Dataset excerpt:
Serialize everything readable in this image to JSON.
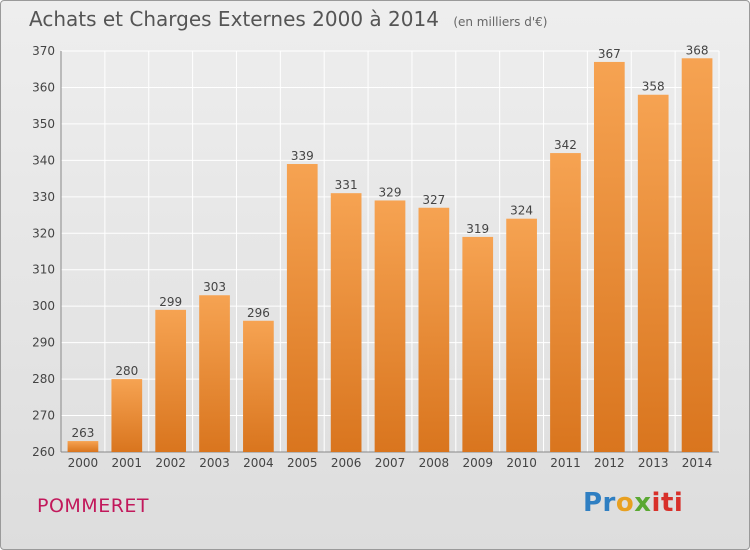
{
  "header": {
    "title": "Achats et Charges Externes 2000 à 2014",
    "subtitle": "(en milliers d'€)"
  },
  "footer": {
    "place": "POMMERET",
    "brand": [
      "Pr",
      "o",
      "x",
      "iti"
    ]
  },
  "colors": {
    "bar_top": "#f6a352",
    "bar_bottom": "#d9751e",
    "grid": "#ffffff",
    "axis_text": "#444444",
    "place": "#c2185b"
  },
  "chart_data": {
    "type": "bar",
    "title": "Achats et Charges Externes 2000 à 2014",
    "subtitle": "(en milliers d'€)",
    "categories": [
      "2000",
      "2001",
      "2002",
      "2003",
      "2004",
      "2005",
      "2006",
      "2007",
      "2008",
      "2009",
      "2010",
      "2011",
      "2012",
      "2013",
      "2014"
    ],
    "values": [
      263,
      280,
      299,
      303,
      296,
      339,
      331,
      329,
      327,
      319,
      324,
      342,
      367,
      358,
      368
    ],
    "ylim": [
      260,
      370
    ],
    "yticks": [
      260,
      270,
      280,
      290,
      300,
      310,
      320,
      330,
      340,
      350,
      360,
      370
    ],
    "grid": true,
    "data_labels": true
  }
}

CHALLENGE -
Copy each line that contains the word "milliers".

RESULT -
    "subtitle": "(en milliers d'€)"
    "subtitle": "(en milliers d'€)",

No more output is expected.